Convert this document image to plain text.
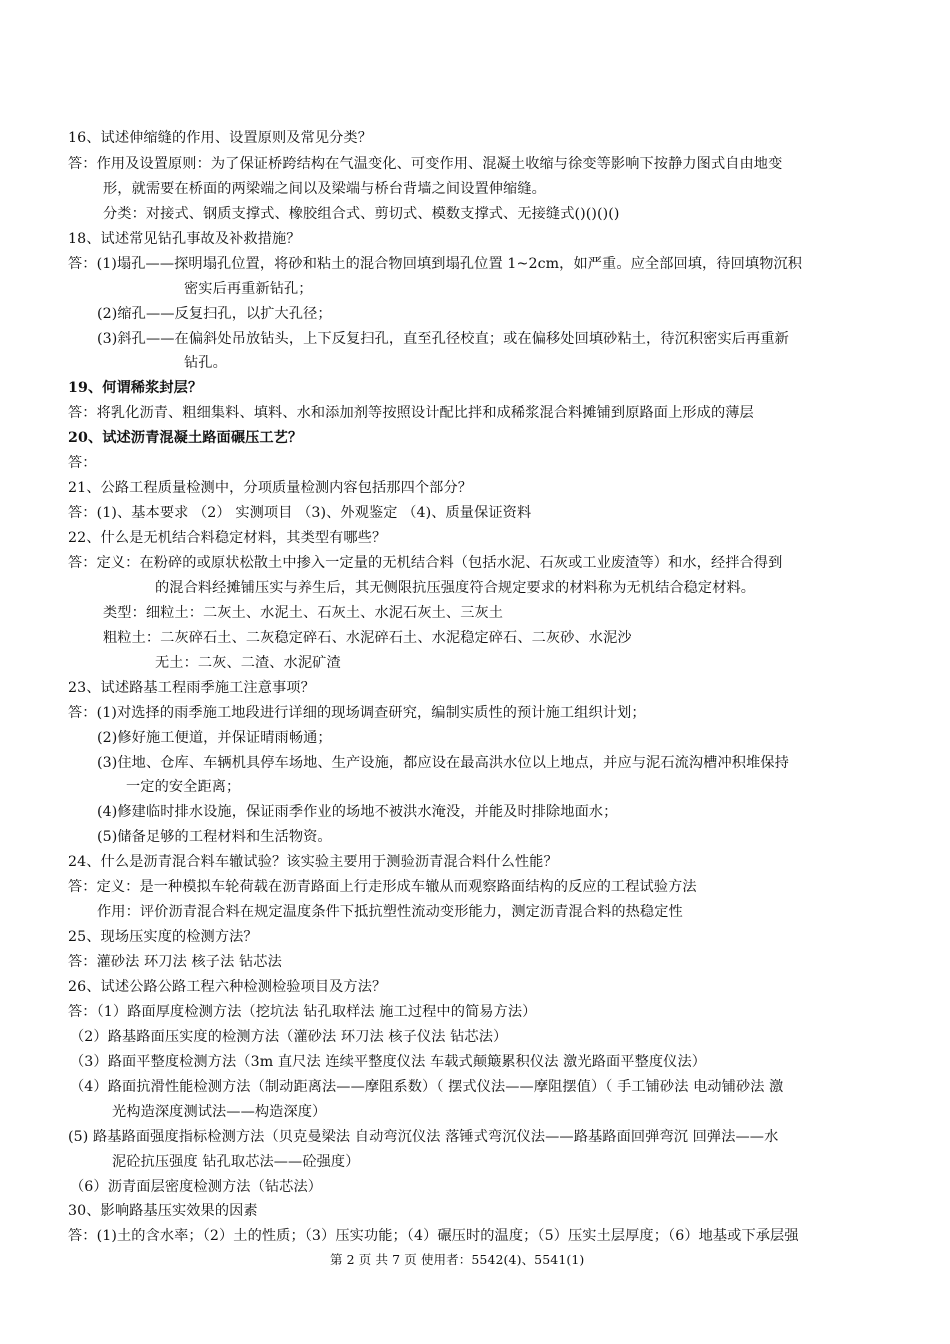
16、试述伸缩缝的作用、设置原则及常见分类？
答：作用及设置原则：为了保证桥跨结构在气温变化、可变作用、混凝土收缩与徐变等影响下按静力图式自由地变
形，就需要在桥面的两梁端之间以及梁端与桥台背墙之间设置伸缩缝。
分类：对接式、钢质支撑式、橡胶组合式、剪切式、模数支撑式、无接缝式()()()()
18、试述常见钻孔事故及补救措施？
答：(1)塌孔——探明塌孔位置，将砂和粘土的混合物回填到塌孔位置 1~2cm，如严重。应全部回填，待回填物沉积
密实后再重新钻孔；
(2)缩孔——反复扫孔，以扩大孔径；
(3)斜孔——在偏斜处吊放钻头，上下反复扫孔，直至孔径校直；或在偏移处回填砂粘土，待沉积密实后再重新
钻孔。
19、何谓稀浆封层？
答：将乳化沥青、粗细集料、填料、水和添加剂等按照设计配比拌和成稀浆混合料摊铺到原路面上形成的薄层
20、试述沥青混凝土路面碾压工艺？
答：
21、公路工程质量检测中，分项质量检测内容包括那四个部分？
答：(1)、基本要求 （2） 实测项目 （3)、外观鉴定 （4)、质量保证资料
22、什么是无机结合料稳定材料，其类型有哪些？
答：定义：在粉碎的或原状松散土中掺入一定量的无机结合料（包括水泥、石灰或工业废渣等）和水，经拌合得到
的混合料经摊铺压实与养生后，其无侧限抗压强度符合规定要求的材料称为无机结合稳定材料。
类型：细粒土：二灰土、水泥土、石灰土、水泥石灰土、三灰土
粗粒土：二灰碎石土、二灰稳定碎石、水泥碎石土、水泥稳定碎石、二灰砂、水泥沙
无土：二灰、二渣、水泥矿渣
23、试述路基工程雨季施工注意事项？
答：(1)对选择的雨季施工地段进行详细的现场调查研究，编制实质性的预计施工组织计划；
(2)修好施工便道，并保证晴雨畅通；
(3)住地、仓库、车辆机具停车场地、生产设施，都应设在最高洪水位以上地点，并应与泥石流沟槽冲积堆保持
一定的安全距离；
(4)修建临时排水设施，保证雨季作业的场地不被洪水淹没，并能及时排除地面水；
(5)储备足够的工程材料和生活物资。
24、什么是沥青混合料车辙试验？该实验主要用于测验沥青混合料什么性能？
答：定义：是一种模拟车轮荷载在沥青路面上行走形成车辙从而观察路面结构的反应的工程试验方法
作用：评价沥青混合料在规定温度条件下抵抗塑性流动变形能力，测定沥青混合料的热稳定性
25、现场压实度的检测方法？
答：灌砂法 环刀法 核子法 钻芯法
26、试述公路公路工程六种检测检验项目及方法？
答：（1）路面厚度检测方法（挖坑法 钻孔取样法 施工过程中的简易方法）
（2）路基路面压实度的检测方法（灌砂法 环刀法 核子仪法 钻芯法）
（3）路面平整度检测方法（3m 直尺法 连续平整度仪法 车载式颠簸累积仪法 激光路面平整度仪法）
（4）路面抗滑性能检测方法（制动距离法——摩阻系数）（ 摆式仪法——摩阻摆值）（ 手工铺砂法 电动铺砂法 激
光构造深度测试法——构造深度）
(5) 路基路面强度指标检测方法（贝克曼梁法 自动弯沉仪法 落锤式弯沉仪法——路基路面回弹弯沉 回弹法——水
泥砼抗压强度 钻孔取芯法——砼强度）
（6）沥青面层密度检测方法（钻芯法）
30、影响路基压实效果的因素
答：(1)土的含水率；（2）土的性质；（3）压实功能；（4）碾压时的温度；（5）压实土层厚度；（6）地基或下承层强
第 2 页 共 7 页 使用者：5542(4)、5541(1)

──────

# [Work instructions]
Generate a word-for-word copy of the preceding records, excluding all pictures.

# [Problem solution]
Convert this document image to plain text.
16、试述伸缩缝的作用、设置原则及常见分类？
答：作用及设置原则：为了保证桥跨结构在气温变化、可变作用、混凝土收缩与徐变等影响下按静力图式自由地变
形，就需要在桥面的两梁端之间以及梁端与桥台背墙之间设置伸缩缝。
分类：对接式、钢质支撑式、橡胶组合式、剪切式、模数支撑式、无接缝式()()()()
18、试述常见钻孔事故及补救措施？
答：(1)塌孔——探明塌孔位置，将砂和粘土的混合物回填到塌孔位置 1~2cm，如严重。应全部回填，待回填物沉积
密实后再重新钻孔；
(2)缩孔——反复扫孔，以扩大孔径；
(3)斜孔——在偏斜处吊放钻头，上下反复扫孔，直至孔径校直；或在偏移处回填砂粘土，待沉积密实后再重新
钻孔。
19、何谓稀浆封层？
答：将乳化沥青、粗细集料、填料、水和添加剂等按照设计配比拌和成稀浆混合料摊铺到原路面上形成的薄层
20、试述沥青混凝土路面碾压工艺？
答：
21、公路工程质量检测中，分项质量检测内容包括那四个部分？
答：(1)、基本要求 （2） 实测项目 （3)、外观鉴定 （4)、质量保证资料
22、什么是无机结合料稳定材料，其类型有哪些？
答：定义：在粉碎的或原状松散土中掺入一定量的无机结合料（包括水泥、石灰或工业废渣等）和水，经拌合得到
的混合料经摊铺压实与养生后，其无侧限抗压强度符合规定要求的材料称为无机结合稳定材料。
类型：细粒土：二灰土、水泥土、石灰土、水泥石灰土、三灰土
粗粒土：二灰碎石土、二灰稳定碎石、水泥碎石土、水泥稳定碎石、二灰砂、水泥沙
无土：二灰、二渣、水泥矿渣
23、试述路基工程雨季施工注意事项？
答：(1)对选择的雨季施工地段进行详细的现场调查研究，编制实质性的预计施工组织计划；
(2)修好施工便道，并保证晴雨畅通；
(3)住地、仓库、车辆机具停车场地、生产设施，都应设在最高洪水位以上地点，并应与泥石流沟槽冲积堆保持
一定的安全距离；
(4)修建临时排水设施，保证雨季作业的场地不被洪水淹没，并能及时排除地面水；
(5)储备足够的工程材料和生活物资。
24、什么是沥青混合料车辙试验？该实验主要用于测验沥青混合料什么性能？
答：定义：是一种模拟车轮荷载在沥青路面上行走形成车辙从而观察路面结构的反应的工程试验方法
作用：评价沥青混合料在规定温度条件下抵抗塑性流动变形能力，测定沥青混合料的热稳定性
25、现场压实度的检测方法？
答：灌砂法 环刀法 核子法 钻芯法
26、试述公路公路工程六种检测检验项目及方法？
答：（1）路面厚度检测方法（挖坑法 钻孔取样法 施工过程中的简易方法）
（2）路基路面压实度的检测方法（灌砂法 环刀法 核子仪法 钻芯法）
（3）路面平整度检测方法（3m 直尺法 连续平整度仪法 车载式颠簸累积仪法 激光路面平整度仪法）
（4）路面抗滑性能检测方法（制动距离法——摩阻系数）（ 摆式仪法——摩阻摆值）（ 手工铺砂法 电动铺砂法 激
光构造深度测试法——构造深度）
(5) 路基路面强度指标检测方法（贝克曼梁法 自动弯沉仪法 落锤式弯沉仪法——路基路面回弹弯沉 回弹法——水
泥砼抗压强度 钻孔取芯法——砼强度）
（6）沥青面层密度检测方法（钻芯法）
30、影响路基压实效果的因素
答：(1)土的含水率；（2）土的性质；（3）压实功能；（4）碾压时的温度；（5）压实土层厚度；（6）地基或下承层强
第 2 页 共 7 页 使用者：5542(4)、5541(1)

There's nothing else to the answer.